▶ _DO THIS_: Copy all lines that contain the word "September".

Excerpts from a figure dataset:
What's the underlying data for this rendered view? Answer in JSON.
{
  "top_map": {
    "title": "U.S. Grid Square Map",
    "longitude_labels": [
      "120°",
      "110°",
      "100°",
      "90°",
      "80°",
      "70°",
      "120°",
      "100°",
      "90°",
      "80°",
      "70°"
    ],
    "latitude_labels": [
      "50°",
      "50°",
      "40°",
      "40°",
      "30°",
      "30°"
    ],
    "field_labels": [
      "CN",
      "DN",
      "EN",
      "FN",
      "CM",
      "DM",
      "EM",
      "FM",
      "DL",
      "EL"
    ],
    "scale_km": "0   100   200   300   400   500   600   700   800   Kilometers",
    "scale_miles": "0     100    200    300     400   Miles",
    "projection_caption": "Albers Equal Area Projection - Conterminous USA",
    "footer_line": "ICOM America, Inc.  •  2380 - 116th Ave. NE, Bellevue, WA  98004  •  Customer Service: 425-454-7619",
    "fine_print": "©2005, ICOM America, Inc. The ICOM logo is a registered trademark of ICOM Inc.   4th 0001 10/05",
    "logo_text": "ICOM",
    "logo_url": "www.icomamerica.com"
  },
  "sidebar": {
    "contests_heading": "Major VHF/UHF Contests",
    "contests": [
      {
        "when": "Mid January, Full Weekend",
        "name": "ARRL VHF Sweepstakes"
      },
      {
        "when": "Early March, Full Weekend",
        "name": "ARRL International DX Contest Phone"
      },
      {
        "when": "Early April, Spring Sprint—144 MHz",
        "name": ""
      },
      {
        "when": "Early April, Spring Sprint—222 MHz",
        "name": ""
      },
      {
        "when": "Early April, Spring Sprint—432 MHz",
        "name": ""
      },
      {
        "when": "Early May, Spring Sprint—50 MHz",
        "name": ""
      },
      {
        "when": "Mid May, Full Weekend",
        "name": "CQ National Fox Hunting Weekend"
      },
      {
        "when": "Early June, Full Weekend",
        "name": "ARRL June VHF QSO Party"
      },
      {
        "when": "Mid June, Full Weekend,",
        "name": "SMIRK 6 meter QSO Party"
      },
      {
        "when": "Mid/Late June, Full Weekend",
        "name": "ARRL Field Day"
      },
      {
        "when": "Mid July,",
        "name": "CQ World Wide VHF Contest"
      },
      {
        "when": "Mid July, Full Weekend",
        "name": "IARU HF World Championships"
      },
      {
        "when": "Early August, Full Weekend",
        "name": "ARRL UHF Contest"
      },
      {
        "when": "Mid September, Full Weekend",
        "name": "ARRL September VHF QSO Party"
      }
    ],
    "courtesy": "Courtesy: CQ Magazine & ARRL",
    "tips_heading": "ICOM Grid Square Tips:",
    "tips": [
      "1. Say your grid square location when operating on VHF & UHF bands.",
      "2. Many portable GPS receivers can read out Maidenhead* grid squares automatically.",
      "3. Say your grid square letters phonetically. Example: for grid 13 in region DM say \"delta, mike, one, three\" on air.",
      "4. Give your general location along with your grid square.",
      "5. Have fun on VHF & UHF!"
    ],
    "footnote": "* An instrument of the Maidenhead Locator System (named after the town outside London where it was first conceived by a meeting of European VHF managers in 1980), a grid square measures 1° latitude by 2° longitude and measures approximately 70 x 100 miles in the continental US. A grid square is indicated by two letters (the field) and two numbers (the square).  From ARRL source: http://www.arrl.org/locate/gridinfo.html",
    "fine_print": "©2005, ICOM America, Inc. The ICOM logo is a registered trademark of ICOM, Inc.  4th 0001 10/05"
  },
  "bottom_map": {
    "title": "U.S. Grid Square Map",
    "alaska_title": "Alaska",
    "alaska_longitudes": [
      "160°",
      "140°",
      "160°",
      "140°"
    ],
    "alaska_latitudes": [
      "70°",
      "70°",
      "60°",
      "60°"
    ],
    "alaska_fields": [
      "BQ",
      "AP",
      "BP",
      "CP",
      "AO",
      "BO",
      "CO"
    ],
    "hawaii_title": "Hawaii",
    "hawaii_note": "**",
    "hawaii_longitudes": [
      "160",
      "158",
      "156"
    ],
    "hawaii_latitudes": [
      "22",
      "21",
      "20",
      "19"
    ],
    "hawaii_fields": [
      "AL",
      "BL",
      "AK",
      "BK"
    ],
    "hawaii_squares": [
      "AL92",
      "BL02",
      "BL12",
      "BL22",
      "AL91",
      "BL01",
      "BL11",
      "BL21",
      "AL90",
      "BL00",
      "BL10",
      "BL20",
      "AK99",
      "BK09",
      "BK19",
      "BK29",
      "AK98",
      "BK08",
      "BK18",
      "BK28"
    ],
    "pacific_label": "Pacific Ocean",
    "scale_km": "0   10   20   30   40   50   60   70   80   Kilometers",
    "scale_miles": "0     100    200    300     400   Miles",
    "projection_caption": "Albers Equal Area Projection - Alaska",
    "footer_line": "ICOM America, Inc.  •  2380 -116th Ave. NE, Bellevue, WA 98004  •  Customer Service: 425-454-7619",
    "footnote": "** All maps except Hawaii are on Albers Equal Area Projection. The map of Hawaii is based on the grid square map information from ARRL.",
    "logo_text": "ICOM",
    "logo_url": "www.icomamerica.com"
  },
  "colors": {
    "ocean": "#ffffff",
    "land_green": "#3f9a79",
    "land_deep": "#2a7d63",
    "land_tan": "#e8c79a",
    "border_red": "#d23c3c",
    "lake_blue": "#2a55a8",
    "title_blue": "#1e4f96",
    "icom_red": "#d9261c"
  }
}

▶ _WRITTEN ANSWER_:
        "when": "Mid September, Full Weekend",
        "name": "ARRL September VHF QSO Party"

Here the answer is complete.